## PROBLEM TO WORK ON
"Vadodara" appears in how many lines of the entries? State only the number.

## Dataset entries
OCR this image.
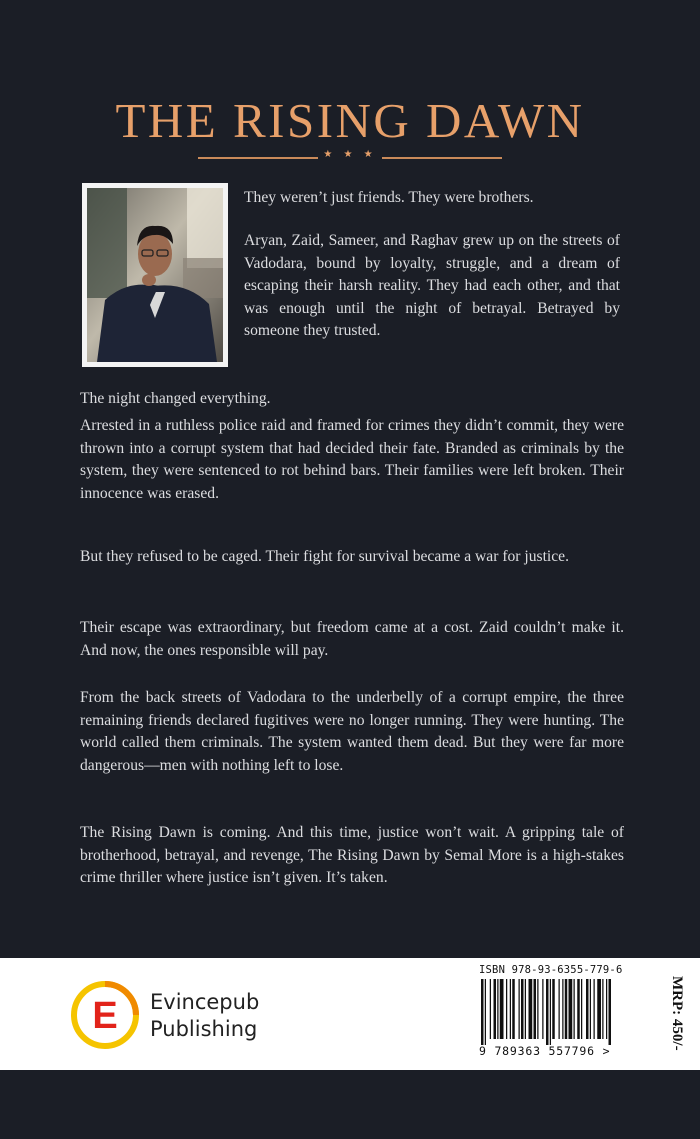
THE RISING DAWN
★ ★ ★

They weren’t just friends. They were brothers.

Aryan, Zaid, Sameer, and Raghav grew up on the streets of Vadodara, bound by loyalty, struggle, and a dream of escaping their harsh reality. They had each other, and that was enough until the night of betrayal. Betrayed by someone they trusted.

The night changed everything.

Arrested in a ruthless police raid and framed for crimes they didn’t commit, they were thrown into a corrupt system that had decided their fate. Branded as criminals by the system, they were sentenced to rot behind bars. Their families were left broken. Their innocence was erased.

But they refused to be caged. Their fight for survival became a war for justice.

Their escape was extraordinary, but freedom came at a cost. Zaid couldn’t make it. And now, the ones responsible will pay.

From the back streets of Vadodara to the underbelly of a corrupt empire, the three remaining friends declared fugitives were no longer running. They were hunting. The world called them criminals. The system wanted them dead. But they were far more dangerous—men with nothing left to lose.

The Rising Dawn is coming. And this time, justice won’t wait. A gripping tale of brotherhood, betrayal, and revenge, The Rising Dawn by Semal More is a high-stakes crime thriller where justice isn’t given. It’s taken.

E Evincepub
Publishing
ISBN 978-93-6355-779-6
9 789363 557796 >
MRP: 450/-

## ANSWER
2